EXERCISE DESCRIPTION: Each entry that follows must be output without any deviation.

□ □ □

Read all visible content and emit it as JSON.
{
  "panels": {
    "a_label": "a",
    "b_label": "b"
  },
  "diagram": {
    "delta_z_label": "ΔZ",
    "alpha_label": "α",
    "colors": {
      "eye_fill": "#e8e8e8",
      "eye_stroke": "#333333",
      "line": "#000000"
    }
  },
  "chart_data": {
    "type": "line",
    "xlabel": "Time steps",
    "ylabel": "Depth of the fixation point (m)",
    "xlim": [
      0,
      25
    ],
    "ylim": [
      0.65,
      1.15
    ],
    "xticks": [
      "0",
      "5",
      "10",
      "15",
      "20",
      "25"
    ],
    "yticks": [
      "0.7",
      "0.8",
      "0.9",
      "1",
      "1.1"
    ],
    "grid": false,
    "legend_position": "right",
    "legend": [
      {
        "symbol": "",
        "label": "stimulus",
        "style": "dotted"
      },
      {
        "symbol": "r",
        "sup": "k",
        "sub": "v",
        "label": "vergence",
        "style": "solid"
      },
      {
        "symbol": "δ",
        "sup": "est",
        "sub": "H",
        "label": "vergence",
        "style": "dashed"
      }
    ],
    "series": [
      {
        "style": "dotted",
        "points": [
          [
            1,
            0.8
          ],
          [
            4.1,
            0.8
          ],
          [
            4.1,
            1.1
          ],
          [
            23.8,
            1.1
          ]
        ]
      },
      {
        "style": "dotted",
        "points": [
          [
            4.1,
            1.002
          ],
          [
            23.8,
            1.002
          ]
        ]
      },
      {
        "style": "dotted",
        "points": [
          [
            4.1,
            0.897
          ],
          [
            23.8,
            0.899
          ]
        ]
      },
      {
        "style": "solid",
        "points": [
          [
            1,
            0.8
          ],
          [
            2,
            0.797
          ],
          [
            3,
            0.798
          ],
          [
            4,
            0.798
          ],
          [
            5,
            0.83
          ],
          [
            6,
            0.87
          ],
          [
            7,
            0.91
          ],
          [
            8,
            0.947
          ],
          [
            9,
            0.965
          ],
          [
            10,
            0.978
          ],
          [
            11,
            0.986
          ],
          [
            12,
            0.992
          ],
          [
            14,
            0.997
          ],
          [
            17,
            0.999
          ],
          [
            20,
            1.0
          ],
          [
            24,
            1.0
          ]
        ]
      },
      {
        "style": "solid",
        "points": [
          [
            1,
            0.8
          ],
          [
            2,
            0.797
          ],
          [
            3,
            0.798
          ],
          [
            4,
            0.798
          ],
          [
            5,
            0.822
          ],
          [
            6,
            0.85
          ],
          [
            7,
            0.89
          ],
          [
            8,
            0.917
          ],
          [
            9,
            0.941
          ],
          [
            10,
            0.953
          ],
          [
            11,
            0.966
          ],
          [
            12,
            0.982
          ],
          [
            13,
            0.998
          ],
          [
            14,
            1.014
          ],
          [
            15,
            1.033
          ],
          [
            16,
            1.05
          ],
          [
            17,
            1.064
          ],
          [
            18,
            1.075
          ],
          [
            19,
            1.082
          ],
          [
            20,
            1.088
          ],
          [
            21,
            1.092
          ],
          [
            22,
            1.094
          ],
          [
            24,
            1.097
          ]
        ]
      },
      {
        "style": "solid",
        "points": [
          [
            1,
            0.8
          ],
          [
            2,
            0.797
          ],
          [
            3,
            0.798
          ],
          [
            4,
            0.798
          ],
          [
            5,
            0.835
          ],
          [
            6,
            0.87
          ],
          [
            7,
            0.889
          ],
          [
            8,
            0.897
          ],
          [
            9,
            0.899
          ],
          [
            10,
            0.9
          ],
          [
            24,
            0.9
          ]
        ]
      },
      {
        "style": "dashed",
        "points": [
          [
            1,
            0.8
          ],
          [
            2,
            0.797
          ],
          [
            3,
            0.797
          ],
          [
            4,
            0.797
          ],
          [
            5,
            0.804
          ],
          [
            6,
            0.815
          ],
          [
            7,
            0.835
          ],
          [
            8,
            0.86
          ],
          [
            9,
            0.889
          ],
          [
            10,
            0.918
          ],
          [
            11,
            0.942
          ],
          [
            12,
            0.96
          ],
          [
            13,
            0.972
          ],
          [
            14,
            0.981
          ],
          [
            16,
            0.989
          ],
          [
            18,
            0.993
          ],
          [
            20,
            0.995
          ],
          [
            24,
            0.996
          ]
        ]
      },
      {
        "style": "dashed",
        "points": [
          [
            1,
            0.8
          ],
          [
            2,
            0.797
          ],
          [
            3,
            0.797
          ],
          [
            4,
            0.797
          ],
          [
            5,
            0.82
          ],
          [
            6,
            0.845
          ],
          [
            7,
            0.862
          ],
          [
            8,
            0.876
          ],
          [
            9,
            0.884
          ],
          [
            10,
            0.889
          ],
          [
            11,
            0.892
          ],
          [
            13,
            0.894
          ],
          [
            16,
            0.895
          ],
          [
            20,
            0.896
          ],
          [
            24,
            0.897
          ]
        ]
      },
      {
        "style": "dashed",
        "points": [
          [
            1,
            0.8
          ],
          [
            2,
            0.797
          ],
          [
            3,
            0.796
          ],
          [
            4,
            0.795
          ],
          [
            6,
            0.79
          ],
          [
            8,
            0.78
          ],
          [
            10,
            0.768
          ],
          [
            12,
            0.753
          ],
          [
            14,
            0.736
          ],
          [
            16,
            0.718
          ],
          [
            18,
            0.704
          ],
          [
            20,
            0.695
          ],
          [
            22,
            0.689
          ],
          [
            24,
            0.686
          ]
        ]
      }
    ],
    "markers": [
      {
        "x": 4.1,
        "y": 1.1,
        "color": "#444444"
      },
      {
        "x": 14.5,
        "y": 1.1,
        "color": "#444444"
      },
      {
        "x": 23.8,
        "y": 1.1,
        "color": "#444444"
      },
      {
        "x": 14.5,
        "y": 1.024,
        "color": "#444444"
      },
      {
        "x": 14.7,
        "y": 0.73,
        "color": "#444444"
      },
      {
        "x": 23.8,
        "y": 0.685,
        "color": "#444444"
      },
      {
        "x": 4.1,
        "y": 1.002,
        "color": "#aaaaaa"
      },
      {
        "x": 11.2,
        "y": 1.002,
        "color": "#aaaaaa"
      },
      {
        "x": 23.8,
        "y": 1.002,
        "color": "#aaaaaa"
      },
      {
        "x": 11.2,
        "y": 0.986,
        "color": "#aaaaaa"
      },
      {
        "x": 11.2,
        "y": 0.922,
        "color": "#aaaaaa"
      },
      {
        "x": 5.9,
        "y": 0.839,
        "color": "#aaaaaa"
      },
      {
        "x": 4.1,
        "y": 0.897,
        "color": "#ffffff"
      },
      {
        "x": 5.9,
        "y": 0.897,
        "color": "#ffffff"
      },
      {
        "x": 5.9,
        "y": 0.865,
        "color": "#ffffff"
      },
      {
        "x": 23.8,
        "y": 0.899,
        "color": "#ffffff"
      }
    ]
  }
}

□ □ □

RESULT OF THE EXERCISE:
Read all visible content and emit it as JSON.
{
  "panels": {
    "a_label": "a",
    "b_label": "b"
  },
  "diagram": {
    "delta_z_label": "ΔZ",
    "alpha_label": "α",
    "colors": {
      "eye_fill": "#e8e8e8",
      "eye_stroke": "#333333",
      "line": "#000000"
    }
  },
  "chart_data": {
    "type": "line",
    "xlabel": "Time steps",
    "ylabel": "Depth of the fixation point (m)",
    "xlim": [
      0,
      25
    ],
    "ylim": [
      0.65,
      1.15
    ],
    "xticks": [
      "0",
      "5",
      "10",
      "15",
      "20",
      "25"
    ],
    "yticks": [
      "0.7",
      "0.8",
      "0.9",
      "1",
      "1.1"
    ],
    "grid": false,
    "legend_position": "right",
    "legend": [
      {
        "symbol": "",
        "label": "stimulus",
        "style": "dotted"
      },
      {
        "symbol": "r",
        "sup": "k",
        "sub": "v",
        "label": "vergence",
        "style": "solid"
      },
      {
        "symbol": "δ",
        "sup": "est",
        "sub": "H",
        "label": "vergence",
        "style": "dashed"
      }
    ],
    "series": [
      {
        "style": "dotted",
        "points": [
          [
            1,
            0.8
          ],
          [
            4.1,
            0.8
          ],
          [
            4.1,
            1.1
          ],
          [
            23.8,
            1.1
          ]
        ]
      },
      {
        "style": "dotted",
        "points": [
          [
            4.1,
            1.002
          ],
          [
            23.8,
            1.002
          ]
        ]
      },
      {
        "style": "dotted",
        "points": [
          [
            4.1,
            0.897
          ],
          [
            23.8,
            0.899
          ]
        ]
      },
      {
        "style": "solid",
        "points": [
          [
            1,
            0.8
          ],
          [
            2,
            0.797
          ],
          [
            3,
            0.798
          ],
          [
            4,
            0.798
          ],
          [
            5,
            0.83
          ],
          [
            6,
            0.87
          ],
          [
            7,
            0.91
          ],
          [
            8,
            0.947
          ],
          [
            9,
            0.965
          ],
          [
            10,
            0.978
          ],
          [
            11,
            0.986
          ],
          [
            12,
            0.992
          ],
          [
            14,
            0.997
          ],
          [
            17,
            0.999
          ],
          [
            20,
            1.0
          ],
          [
            24,
            1.0
          ]
        ]
      },
      {
        "style": "solid",
        "points": [
          [
            1,
            0.8
          ],
          [
            2,
            0.797
          ],
          [
            3,
            0.798
          ],
          [
            4,
            0.798
          ],
          [
            5,
            0.822
          ],
          [
            6,
            0.85
          ],
          [
            7,
            0.89
          ],
          [
            8,
            0.917
          ],
          [
            9,
            0.941
          ],
          [
            10,
            0.953
          ],
          [
            11,
            0.966
          ],
          [
            12,
            0.982
          ],
          [
            13,
            0.998
          ],
          [
            14,
            1.014
          ],
          [
            15,
            1.033
          ],
          [
            16,
            1.05
          ],
          [
            17,
            1.064
          ],
          [
            18,
            1.075
          ],
          [
            19,
            1.082
          ],
          [
            20,
            1.088
          ],
          [
            21,
            1.092
          ],
          [
            22,
            1.094
          ],
          [
            24,
            1.097
          ]
        ]
      },
      {
        "style": "solid",
        "points": [
          [
            1,
            0.8
          ],
          [
            2,
            0.797
          ],
          [
            3,
            0.798
          ],
          [
            4,
            0.798
          ],
          [
            5,
            0.835
          ],
          [
            6,
            0.87
          ],
          [
            7,
            0.889
          ],
          [
            8,
            0.897
          ],
          [
            9,
            0.899
          ],
          [
            10,
            0.9
          ],
          [
            24,
            0.9
          ]
        ]
      },
      {
        "style": "dashed",
        "points": [
          [
            1,
            0.8
          ],
          [
            2,
            0.797
          ],
          [
            3,
            0.797
          ],
          [
            4,
            0.797
          ],
          [
            5,
            0.804
          ],
          [
            6,
            0.815
          ],
          [
            7,
            0.835
          ],
          [
            8,
            0.86
          ],
          [
            9,
            0.889
          ],
          [
            10,
            0.918
          ],
          [
            11,
            0.942
          ],
          [
            12,
            0.96
          ],
          [
            13,
            0.972
          ],
          [
            14,
            0.981
          ],
          [
            16,
            0.989
          ],
          [
            18,
            0.993
          ],
          [
            20,
            0.995
          ],
          [
            24,
            0.996
          ]
        ]
      },
      {
        "style": "dashed",
        "points": [
          [
            1,
            0.8
          ],
          [
            2,
            0.797
          ],
          [
            3,
            0.797
          ],
          [
            4,
            0.797
          ],
          [
            5,
            0.82
          ],
          [
            6,
            0.845
          ],
          [
            7,
            0.862
          ],
          [
            8,
            0.876
          ],
          [
            9,
            0.884
          ],
          [
            10,
            0.889
          ],
          [
            11,
            0.892
          ],
          [
            13,
            0.894
          ],
          [
            16,
            0.895
          ],
          [
            20,
            0.896
          ],
          [
            24,
            0.897
          ]
        ]
      },
      {
        "style": "dashed",
        "points": [
          [
            1,
            0.8
          ],
          [
            2,
            0.797
          ],
          [
            3,
            0.796
          ],
          [
            4,
            0.795
          ],
          [
            6,
            0.79
          ],
          [
            8,
            0.78
          ],
          [
            10,
            0.768
          ],
          [
            12,
            0.753
          ],
          [
            14,
            0.736
          ],
          [
            16,
            0.718
          ],
          [
            18,
            0.704
          ],
          [
            20,
            0.695
          ],
          [
            22,
            0.689
          ],
          [
            24,
            0.686
          ]
        ]
      }
    ],
    "markers": [
      {
        "x": 4.1,
        "y": 1.1,
        "color": "#444444"
      },
      {
        "x": 14.5,
        "y": 1.1,
        "color": "#444444"
      },
      {
        "x": 23.8,
        "y": 1.1,
        "color": "#444444"
      },
      {
        "x": 14.5,
        "y": 1.024,
        "color": "#444444"
      },
      {
        "x": 14.7,
        "y": 0.73,
        "color": "#444444"
      },
      {
        "x": 23.8,
        "y": 0.685,
        "color": "#444444"
      },
      {
        "x": 4.1,
        "y": 1.002,
        "color": "#aaaaaa"
      },
      {
        "x": 11.2,
        "y": 1.002,
        "color": "#aaaaaa"
      },
      {
        "x": 23.8,
        "y": 1.002,
        "color": "#aaaaaa"
      },
      {
        "x": 11.2,
        "y": 0.986,
        "color": "#aaaaaa"
      },
      {
        "x": 11.2,
        "y": 0.922,
        "color": "#aaaaaa"
      },
      {
        "x": 5.9,
        "y": 0.839,
        "color": "#aaaaaa"
      },
      {
        "x": 4.1,
        "y": 0.897,
        "color": "#ffffff"
      },
      {
        "x": 5.9,
        "y": 0.897,
        "color": "#ffffff"
      },
      {
        "x": 5.9,
        "y": 0.865,
        "color": "#ffffff"
      },
      {
        "x": 23.8,
        "y": 0.899,
        "color": "#ffffff"
      }
    ]
  }
}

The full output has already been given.